— Start of Entries supplied —
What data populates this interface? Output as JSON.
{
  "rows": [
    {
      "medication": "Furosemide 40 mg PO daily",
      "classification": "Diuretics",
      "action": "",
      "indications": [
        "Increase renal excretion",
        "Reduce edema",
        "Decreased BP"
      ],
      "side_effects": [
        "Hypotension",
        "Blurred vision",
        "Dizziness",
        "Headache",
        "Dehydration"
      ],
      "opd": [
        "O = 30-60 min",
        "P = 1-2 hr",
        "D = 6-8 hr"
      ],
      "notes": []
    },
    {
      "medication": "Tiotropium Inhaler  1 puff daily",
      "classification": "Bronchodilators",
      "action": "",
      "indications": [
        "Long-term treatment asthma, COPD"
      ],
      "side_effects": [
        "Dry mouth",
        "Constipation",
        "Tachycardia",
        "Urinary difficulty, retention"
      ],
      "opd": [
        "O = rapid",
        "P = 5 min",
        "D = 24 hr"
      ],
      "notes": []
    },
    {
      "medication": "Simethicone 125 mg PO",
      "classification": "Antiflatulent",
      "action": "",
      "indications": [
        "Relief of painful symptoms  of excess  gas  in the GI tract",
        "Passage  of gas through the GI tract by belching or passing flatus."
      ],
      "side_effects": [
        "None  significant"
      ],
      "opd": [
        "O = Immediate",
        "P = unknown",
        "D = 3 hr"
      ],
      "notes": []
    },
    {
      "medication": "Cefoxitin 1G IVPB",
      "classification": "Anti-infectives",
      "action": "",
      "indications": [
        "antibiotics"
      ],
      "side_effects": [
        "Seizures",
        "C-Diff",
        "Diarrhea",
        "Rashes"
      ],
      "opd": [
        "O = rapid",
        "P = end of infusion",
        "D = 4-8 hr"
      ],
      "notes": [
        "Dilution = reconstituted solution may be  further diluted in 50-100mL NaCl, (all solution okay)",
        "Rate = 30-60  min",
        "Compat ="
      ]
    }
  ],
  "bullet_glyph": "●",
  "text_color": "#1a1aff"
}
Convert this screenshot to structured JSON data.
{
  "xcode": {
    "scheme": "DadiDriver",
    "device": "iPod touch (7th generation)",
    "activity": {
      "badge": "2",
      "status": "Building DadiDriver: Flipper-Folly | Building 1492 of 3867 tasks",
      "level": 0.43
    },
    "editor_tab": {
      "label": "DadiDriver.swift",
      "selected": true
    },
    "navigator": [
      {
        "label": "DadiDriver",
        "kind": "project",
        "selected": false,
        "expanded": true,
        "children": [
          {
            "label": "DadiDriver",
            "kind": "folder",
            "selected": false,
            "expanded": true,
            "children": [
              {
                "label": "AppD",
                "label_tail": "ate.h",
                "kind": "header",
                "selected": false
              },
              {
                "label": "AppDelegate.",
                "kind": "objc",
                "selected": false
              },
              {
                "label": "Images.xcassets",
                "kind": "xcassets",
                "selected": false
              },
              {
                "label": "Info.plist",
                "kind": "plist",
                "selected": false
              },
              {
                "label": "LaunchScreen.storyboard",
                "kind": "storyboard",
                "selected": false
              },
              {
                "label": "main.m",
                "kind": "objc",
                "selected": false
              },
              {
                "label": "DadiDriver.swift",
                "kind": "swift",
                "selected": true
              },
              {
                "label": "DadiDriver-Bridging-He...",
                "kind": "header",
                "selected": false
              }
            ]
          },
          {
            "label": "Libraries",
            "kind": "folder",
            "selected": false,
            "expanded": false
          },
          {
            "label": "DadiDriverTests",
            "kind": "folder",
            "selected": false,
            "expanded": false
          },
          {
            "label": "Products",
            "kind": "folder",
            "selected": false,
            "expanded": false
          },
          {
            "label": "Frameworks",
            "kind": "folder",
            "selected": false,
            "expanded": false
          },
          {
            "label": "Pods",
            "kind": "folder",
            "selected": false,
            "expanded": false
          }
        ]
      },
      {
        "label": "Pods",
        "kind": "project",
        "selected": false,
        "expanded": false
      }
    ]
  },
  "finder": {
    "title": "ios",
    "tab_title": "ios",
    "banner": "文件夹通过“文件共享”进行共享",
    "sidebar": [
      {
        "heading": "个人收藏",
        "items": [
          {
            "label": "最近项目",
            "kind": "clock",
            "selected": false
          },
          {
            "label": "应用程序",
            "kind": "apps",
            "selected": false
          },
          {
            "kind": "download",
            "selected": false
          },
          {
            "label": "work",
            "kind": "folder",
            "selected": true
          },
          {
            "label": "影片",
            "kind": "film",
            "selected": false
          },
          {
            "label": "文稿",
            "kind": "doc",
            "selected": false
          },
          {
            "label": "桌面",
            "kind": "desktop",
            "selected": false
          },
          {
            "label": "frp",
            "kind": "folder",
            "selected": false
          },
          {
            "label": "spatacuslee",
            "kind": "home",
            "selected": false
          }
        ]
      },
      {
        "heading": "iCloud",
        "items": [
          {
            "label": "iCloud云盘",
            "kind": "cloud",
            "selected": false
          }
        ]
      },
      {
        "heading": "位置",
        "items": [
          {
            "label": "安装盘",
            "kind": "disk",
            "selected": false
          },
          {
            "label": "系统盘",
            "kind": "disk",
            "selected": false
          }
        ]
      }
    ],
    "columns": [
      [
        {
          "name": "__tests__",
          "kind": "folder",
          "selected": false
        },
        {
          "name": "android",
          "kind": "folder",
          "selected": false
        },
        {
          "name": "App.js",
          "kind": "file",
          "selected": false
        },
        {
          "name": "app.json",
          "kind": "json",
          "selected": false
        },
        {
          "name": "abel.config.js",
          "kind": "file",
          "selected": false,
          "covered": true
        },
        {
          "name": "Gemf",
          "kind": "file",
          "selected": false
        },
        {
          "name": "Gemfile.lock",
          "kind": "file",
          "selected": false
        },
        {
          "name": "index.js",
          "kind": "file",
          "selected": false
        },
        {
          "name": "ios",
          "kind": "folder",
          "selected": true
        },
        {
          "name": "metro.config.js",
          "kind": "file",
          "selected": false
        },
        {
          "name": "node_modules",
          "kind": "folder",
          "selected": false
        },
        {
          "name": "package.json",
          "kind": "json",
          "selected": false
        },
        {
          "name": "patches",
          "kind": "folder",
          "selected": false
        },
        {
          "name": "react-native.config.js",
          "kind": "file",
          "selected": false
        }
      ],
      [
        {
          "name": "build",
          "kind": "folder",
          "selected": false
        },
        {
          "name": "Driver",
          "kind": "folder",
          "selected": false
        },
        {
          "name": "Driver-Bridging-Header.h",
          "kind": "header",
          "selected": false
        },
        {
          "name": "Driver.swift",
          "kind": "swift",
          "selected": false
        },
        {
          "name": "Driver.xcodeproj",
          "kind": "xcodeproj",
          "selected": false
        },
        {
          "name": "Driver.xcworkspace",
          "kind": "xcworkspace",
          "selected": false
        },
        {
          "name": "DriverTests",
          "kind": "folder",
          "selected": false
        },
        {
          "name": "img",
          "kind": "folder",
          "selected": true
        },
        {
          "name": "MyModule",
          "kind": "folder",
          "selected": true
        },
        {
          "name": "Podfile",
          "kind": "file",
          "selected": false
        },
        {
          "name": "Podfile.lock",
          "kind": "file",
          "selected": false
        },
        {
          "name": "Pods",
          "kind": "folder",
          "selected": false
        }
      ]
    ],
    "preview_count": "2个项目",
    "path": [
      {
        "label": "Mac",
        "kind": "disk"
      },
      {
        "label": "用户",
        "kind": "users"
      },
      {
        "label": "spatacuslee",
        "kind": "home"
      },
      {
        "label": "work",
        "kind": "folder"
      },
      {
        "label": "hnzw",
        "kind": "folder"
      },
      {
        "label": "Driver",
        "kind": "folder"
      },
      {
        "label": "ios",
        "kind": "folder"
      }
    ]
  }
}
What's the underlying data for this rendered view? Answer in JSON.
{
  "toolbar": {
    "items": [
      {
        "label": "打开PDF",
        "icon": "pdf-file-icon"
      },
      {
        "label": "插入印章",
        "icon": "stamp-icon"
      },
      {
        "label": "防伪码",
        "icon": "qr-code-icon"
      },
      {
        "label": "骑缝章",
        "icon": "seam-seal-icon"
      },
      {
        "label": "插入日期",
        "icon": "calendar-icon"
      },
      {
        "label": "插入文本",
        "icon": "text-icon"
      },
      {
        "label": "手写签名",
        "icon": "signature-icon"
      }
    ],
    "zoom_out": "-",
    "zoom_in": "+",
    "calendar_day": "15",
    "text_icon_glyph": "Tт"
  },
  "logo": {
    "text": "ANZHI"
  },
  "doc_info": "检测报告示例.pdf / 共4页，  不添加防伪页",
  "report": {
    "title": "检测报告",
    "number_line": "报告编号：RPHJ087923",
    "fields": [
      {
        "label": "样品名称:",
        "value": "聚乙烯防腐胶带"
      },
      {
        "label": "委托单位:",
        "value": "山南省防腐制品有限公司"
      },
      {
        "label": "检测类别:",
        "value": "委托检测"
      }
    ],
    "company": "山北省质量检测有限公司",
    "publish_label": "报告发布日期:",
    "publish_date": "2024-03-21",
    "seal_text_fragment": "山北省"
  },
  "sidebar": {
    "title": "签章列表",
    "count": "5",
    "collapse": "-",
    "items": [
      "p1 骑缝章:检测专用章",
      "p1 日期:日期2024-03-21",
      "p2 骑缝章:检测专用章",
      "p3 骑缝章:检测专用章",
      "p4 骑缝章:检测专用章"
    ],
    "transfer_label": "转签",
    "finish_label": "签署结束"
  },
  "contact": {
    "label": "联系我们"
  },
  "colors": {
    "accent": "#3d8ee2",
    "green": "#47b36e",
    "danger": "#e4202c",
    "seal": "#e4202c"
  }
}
— End of Entries supplied —
All lines above containing the string "daily" are to be collected.

-- Worked answer --
      "medication": "Furosemide 40 mg PO daily",
      "medication": "Tiotropium Inhaler  1 puff daily",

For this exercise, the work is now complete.